>> begin Records provided
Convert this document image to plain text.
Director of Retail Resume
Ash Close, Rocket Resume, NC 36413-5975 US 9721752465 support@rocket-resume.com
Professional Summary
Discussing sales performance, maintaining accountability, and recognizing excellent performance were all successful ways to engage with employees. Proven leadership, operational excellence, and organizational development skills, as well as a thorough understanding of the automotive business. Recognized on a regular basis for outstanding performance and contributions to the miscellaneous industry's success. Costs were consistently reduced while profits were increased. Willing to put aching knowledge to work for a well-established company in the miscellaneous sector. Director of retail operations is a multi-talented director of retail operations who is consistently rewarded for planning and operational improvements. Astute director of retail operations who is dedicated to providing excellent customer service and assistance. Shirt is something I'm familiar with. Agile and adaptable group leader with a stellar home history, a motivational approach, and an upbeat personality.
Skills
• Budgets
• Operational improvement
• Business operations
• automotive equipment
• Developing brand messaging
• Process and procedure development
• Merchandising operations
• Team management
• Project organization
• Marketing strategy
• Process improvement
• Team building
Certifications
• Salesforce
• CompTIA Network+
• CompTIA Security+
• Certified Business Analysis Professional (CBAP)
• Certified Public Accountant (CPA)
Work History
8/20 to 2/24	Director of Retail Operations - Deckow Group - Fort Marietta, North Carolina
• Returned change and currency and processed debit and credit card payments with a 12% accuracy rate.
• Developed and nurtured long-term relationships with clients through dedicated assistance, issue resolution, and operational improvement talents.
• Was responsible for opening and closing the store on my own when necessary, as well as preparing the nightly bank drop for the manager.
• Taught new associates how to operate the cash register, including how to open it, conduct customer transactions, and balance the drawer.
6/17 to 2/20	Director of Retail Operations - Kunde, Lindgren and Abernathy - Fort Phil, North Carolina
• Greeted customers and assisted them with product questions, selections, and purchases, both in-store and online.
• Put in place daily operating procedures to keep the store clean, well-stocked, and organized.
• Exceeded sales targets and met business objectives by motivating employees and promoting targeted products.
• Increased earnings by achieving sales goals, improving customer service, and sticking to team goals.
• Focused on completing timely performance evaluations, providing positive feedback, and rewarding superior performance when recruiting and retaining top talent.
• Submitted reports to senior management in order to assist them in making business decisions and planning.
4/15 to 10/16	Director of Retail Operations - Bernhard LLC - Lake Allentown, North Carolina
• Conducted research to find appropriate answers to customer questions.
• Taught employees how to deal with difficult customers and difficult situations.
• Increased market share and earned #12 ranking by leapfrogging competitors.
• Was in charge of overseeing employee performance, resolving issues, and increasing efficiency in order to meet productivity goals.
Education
>> end Records provided
Gather every line from the listing above in which "them" appears, and copy those lines.

• Greeted customers and assisted them with product questions, selections, and purchases, both in-store and online.
• Submitted reports to senior management in order to assist them in making business decisions and planning.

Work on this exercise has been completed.